YOUR GOAL: Pull out every line of the listing below where "this" appears.

SOURCE RECORDS:

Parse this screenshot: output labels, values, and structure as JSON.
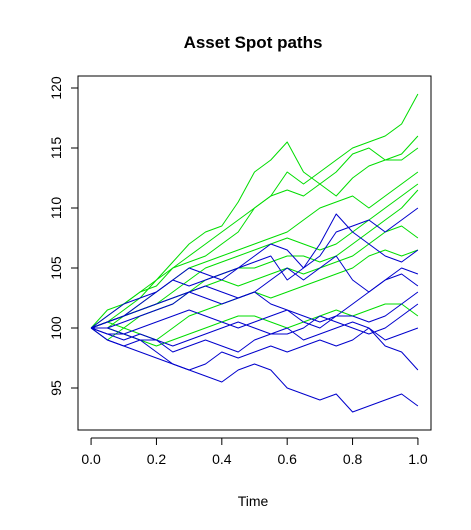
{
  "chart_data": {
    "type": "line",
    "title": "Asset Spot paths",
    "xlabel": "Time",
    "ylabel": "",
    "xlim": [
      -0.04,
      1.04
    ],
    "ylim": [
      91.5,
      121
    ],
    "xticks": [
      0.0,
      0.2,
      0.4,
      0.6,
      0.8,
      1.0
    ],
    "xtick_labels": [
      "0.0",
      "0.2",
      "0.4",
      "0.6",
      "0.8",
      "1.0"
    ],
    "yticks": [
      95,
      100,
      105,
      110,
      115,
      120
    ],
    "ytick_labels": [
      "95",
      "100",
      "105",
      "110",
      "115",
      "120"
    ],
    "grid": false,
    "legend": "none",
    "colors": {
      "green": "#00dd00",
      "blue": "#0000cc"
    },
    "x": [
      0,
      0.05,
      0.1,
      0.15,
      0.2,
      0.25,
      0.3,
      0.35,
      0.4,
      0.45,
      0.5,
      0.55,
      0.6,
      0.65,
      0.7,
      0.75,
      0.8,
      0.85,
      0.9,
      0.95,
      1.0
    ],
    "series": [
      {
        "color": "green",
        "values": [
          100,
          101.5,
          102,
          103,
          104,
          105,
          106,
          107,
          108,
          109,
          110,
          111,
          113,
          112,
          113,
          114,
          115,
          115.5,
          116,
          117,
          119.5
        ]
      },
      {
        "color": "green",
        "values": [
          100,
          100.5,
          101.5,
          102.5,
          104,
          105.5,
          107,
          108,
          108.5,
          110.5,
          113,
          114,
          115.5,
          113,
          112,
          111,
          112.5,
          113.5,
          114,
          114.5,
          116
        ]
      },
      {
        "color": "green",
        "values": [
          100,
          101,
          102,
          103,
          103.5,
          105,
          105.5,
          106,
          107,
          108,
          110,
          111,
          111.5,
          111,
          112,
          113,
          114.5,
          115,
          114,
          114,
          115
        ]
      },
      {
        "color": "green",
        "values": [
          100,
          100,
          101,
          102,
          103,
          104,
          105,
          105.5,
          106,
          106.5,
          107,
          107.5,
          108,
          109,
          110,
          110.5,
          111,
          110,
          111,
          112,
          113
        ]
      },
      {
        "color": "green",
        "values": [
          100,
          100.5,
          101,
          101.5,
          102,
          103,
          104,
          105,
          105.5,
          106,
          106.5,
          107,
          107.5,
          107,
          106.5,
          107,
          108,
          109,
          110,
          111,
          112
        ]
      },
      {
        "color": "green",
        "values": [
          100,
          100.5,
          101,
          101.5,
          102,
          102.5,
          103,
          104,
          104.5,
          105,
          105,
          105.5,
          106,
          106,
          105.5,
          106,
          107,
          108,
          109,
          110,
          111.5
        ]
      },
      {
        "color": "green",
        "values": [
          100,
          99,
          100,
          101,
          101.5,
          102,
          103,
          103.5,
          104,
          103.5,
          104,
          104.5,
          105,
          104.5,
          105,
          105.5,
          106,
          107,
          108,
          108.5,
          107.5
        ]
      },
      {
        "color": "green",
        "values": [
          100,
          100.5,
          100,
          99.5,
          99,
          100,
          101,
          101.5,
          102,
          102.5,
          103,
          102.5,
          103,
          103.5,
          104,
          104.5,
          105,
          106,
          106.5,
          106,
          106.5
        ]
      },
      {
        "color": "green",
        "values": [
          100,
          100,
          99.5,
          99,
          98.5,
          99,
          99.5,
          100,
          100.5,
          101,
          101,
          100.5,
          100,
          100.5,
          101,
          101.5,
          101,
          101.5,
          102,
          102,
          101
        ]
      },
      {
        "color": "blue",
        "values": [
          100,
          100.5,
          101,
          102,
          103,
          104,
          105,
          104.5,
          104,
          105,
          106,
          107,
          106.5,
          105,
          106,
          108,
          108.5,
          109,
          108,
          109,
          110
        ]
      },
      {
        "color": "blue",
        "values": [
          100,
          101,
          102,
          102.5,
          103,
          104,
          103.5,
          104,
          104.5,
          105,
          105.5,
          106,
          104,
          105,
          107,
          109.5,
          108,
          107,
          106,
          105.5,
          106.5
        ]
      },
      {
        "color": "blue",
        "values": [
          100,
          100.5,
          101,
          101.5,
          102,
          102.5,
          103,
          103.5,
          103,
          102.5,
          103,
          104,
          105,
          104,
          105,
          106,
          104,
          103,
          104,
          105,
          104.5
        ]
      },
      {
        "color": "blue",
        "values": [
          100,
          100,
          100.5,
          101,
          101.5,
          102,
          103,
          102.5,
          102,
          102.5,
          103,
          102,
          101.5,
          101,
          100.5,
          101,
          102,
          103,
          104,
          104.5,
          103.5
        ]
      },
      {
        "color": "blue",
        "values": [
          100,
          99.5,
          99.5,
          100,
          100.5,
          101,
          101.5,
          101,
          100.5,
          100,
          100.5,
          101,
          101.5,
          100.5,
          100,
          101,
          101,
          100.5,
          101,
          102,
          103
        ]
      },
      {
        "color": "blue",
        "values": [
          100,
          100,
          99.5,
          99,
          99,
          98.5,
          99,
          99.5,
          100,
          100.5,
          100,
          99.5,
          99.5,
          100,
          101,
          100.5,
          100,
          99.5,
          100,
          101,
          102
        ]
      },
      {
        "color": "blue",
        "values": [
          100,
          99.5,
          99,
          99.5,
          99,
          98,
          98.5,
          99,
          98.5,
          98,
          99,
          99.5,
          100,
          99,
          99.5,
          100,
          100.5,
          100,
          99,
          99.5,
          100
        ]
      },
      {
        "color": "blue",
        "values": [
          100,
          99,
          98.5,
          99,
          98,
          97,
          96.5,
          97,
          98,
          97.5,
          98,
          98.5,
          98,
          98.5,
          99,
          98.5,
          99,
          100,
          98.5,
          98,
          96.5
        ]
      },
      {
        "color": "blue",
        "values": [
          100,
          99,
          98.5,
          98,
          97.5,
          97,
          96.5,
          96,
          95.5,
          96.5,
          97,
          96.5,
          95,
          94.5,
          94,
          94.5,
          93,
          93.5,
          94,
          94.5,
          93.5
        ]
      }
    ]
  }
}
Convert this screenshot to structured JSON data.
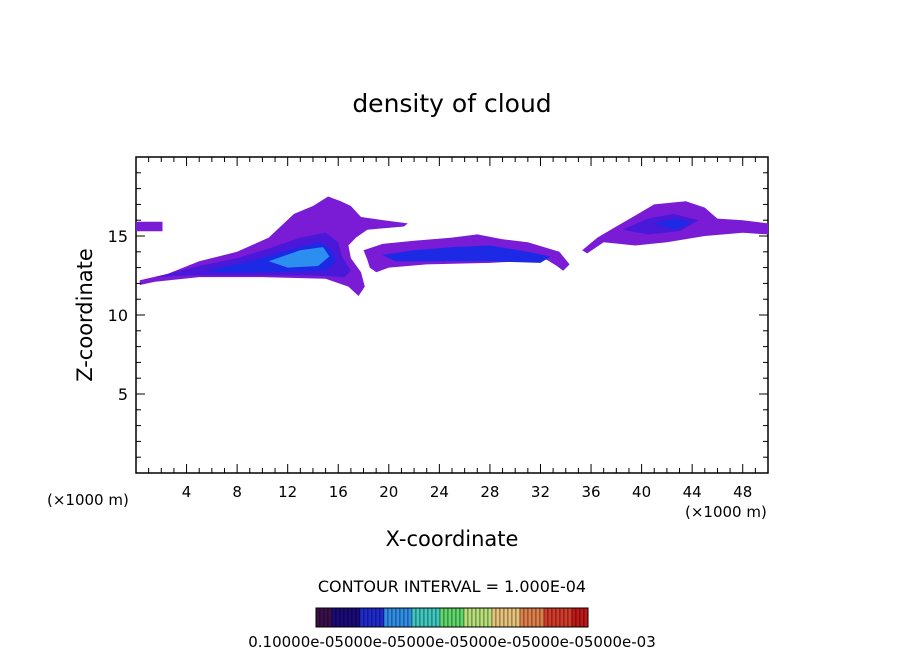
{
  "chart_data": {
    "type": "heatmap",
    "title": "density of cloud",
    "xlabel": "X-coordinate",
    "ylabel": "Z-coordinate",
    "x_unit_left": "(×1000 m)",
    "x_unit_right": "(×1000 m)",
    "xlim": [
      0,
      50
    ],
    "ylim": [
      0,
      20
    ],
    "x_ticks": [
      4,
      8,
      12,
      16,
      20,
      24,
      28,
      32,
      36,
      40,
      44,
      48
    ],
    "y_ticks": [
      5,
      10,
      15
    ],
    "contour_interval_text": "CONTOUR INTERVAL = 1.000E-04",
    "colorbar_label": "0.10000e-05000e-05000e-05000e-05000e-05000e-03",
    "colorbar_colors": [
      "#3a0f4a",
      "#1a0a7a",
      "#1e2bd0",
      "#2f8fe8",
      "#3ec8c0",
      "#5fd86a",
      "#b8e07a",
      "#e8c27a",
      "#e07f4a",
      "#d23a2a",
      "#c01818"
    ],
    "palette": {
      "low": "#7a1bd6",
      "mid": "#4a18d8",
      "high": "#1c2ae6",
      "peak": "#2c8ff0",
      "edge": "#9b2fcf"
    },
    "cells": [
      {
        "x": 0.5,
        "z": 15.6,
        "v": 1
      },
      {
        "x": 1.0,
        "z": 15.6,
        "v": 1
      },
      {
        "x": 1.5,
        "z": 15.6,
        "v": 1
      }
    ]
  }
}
==
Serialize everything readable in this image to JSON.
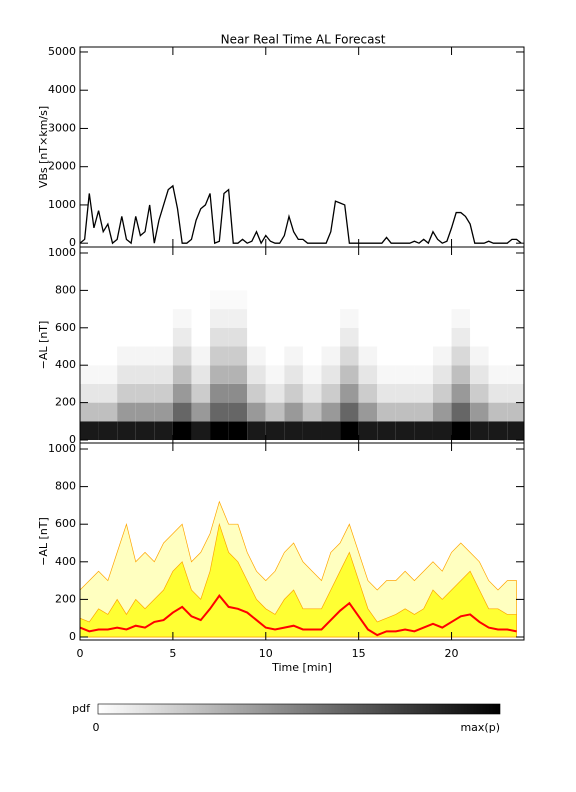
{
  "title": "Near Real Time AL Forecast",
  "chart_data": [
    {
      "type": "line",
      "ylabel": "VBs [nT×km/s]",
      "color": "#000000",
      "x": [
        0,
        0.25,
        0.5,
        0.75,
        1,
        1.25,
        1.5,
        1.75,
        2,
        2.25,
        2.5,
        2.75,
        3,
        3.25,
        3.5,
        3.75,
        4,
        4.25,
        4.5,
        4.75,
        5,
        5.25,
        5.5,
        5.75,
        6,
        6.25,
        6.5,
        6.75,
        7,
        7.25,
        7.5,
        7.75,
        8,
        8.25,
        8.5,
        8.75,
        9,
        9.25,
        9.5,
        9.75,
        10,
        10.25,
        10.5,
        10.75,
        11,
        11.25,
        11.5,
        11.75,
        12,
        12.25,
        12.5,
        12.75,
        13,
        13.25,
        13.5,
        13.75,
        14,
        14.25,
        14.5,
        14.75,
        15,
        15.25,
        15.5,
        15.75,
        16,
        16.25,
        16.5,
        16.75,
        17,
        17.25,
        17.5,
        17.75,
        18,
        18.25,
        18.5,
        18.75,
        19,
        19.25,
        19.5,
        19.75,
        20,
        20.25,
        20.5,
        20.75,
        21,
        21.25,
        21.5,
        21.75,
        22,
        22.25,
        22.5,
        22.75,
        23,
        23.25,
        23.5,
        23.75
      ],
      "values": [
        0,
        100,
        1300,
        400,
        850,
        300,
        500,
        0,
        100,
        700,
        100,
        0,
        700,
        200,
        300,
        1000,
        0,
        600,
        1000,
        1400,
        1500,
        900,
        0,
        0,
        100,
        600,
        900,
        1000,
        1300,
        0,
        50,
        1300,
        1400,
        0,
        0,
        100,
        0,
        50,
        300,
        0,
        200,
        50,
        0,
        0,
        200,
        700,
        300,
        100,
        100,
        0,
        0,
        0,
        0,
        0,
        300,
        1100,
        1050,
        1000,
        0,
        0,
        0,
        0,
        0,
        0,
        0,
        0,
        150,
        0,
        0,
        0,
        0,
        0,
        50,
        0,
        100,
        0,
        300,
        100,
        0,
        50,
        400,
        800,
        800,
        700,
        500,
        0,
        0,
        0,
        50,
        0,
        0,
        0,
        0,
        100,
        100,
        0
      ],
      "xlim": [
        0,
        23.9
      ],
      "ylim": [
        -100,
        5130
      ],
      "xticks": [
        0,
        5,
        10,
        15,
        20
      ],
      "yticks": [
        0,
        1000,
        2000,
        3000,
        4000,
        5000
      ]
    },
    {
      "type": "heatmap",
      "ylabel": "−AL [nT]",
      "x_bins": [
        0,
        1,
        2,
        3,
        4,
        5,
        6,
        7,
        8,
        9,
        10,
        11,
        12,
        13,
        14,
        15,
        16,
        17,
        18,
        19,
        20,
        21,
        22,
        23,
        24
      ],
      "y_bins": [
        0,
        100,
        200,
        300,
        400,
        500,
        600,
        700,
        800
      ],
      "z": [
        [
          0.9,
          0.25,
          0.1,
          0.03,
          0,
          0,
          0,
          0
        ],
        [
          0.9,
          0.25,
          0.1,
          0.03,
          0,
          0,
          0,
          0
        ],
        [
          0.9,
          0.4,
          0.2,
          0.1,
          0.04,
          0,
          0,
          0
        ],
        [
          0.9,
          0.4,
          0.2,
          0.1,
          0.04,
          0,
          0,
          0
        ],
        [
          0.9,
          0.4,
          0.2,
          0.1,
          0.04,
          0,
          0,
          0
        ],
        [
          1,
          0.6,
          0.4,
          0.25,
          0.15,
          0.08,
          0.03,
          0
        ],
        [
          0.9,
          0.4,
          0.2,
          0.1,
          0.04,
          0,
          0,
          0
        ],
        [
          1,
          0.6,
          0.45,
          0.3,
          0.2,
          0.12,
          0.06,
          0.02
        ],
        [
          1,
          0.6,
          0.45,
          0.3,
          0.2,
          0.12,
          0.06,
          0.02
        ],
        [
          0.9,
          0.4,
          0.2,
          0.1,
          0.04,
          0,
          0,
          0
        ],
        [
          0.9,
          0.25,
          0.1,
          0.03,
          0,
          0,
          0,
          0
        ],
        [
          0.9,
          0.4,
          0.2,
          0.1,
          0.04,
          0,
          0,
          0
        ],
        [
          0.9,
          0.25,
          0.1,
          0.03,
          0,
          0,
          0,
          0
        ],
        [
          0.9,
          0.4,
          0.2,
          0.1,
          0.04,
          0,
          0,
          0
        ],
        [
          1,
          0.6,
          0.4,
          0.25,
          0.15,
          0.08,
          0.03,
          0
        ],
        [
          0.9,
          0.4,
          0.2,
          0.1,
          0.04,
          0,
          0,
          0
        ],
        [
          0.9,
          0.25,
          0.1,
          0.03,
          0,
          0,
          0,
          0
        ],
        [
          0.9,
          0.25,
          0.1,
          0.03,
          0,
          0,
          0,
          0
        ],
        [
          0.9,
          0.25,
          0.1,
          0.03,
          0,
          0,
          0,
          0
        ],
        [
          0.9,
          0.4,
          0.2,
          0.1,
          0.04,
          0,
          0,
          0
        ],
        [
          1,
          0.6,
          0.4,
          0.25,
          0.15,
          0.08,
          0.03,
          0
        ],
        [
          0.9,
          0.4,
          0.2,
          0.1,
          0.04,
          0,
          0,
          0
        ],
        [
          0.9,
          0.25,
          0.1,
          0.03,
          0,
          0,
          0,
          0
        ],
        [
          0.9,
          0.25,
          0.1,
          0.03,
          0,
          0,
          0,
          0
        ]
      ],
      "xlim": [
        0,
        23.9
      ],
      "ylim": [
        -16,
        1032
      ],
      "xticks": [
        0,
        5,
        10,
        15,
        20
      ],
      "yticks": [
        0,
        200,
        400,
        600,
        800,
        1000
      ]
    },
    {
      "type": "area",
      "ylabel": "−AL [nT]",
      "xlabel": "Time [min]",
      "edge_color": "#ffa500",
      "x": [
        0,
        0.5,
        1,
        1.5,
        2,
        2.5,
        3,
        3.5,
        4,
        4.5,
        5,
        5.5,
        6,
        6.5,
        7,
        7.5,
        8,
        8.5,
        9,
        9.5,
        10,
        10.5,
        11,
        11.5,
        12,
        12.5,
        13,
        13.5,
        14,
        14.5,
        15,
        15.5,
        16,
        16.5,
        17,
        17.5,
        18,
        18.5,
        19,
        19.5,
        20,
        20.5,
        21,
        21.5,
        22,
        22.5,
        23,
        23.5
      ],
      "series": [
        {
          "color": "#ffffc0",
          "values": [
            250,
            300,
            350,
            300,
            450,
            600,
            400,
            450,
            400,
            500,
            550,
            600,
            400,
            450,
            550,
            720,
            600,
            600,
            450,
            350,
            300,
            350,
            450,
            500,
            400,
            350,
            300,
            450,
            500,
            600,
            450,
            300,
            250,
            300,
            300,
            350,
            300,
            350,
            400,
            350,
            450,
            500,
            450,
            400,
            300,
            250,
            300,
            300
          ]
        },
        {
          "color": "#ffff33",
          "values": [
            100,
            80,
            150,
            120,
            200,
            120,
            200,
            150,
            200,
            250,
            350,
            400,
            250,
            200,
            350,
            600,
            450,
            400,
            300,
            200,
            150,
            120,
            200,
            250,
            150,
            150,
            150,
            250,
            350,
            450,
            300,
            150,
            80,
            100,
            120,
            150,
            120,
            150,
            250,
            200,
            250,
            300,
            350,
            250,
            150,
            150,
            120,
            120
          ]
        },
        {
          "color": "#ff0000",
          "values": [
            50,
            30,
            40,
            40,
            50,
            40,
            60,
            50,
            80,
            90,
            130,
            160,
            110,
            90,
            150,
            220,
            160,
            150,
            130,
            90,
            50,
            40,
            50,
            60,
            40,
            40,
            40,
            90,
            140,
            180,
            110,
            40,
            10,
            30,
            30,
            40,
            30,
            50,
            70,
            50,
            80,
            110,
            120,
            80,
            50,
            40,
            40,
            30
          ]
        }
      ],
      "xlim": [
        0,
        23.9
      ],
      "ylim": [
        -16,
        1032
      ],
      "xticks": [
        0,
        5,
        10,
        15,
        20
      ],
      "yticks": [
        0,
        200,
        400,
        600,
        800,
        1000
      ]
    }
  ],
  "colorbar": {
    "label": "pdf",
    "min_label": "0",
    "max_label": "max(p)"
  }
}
--
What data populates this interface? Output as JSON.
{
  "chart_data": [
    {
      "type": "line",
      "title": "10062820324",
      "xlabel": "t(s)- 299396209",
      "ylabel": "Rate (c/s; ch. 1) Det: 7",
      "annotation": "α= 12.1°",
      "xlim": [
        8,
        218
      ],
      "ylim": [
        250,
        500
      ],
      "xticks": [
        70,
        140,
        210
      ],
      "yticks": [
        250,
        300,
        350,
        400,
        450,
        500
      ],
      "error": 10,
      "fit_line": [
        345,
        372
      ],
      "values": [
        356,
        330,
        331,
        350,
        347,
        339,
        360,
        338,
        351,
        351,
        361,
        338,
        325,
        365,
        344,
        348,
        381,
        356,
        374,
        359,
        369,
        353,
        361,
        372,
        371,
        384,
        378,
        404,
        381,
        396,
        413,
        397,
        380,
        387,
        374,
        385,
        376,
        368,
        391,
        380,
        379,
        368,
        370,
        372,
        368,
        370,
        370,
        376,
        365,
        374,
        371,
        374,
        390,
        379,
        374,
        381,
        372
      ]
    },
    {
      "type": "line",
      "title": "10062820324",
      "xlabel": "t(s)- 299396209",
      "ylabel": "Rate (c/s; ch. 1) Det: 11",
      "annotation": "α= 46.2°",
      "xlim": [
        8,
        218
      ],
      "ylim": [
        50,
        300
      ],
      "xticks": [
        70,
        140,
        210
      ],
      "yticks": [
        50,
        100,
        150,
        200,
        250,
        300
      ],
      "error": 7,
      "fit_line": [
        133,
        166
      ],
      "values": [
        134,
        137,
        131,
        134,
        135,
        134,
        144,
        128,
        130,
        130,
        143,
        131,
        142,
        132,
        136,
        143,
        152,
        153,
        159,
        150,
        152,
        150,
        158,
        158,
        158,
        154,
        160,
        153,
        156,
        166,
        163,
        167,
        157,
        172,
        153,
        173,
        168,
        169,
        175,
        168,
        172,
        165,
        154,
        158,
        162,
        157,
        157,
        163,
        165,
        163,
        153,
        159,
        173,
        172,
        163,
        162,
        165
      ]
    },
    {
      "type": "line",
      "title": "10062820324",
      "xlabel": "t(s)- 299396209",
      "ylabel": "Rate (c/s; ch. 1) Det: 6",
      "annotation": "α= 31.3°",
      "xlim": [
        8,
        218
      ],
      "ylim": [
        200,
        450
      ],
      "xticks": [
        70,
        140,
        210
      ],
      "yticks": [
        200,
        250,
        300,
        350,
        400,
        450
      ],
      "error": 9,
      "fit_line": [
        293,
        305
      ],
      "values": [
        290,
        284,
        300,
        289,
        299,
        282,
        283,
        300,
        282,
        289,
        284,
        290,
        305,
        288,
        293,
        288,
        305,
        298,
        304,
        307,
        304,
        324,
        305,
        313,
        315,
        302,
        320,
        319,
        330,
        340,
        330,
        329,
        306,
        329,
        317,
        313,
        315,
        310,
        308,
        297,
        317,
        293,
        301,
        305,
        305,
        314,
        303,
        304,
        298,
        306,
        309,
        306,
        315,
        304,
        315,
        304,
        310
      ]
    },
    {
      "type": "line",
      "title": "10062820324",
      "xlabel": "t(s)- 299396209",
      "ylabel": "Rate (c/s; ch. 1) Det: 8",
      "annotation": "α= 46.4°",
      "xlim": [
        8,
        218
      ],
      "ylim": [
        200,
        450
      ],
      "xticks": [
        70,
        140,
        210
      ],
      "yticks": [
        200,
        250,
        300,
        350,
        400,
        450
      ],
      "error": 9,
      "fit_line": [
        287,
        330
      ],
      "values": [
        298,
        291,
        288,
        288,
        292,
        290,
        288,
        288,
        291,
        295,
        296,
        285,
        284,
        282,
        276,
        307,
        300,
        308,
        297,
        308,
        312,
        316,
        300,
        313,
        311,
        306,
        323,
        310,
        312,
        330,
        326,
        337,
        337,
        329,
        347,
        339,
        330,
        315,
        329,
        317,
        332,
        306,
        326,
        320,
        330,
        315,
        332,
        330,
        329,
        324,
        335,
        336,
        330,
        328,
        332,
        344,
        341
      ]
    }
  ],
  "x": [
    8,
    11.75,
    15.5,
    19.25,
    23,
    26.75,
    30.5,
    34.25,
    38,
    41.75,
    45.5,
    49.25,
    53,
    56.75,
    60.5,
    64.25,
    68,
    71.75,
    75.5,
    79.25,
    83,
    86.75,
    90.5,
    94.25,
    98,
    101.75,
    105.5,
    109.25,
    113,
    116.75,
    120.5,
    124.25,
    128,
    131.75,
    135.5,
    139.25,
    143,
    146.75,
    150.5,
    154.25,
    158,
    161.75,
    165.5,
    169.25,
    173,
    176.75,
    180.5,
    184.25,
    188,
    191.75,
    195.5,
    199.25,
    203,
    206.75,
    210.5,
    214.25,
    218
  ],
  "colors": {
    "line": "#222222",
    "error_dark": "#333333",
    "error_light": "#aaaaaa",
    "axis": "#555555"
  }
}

EXERCISE ANSWER:
Parse this screenshot: output labels, values, and structure as JSON.
Convert this screenshot to structured JSON data.
Serialize everything readable in this image to JSON.
What data populates this interface? Output as JSON.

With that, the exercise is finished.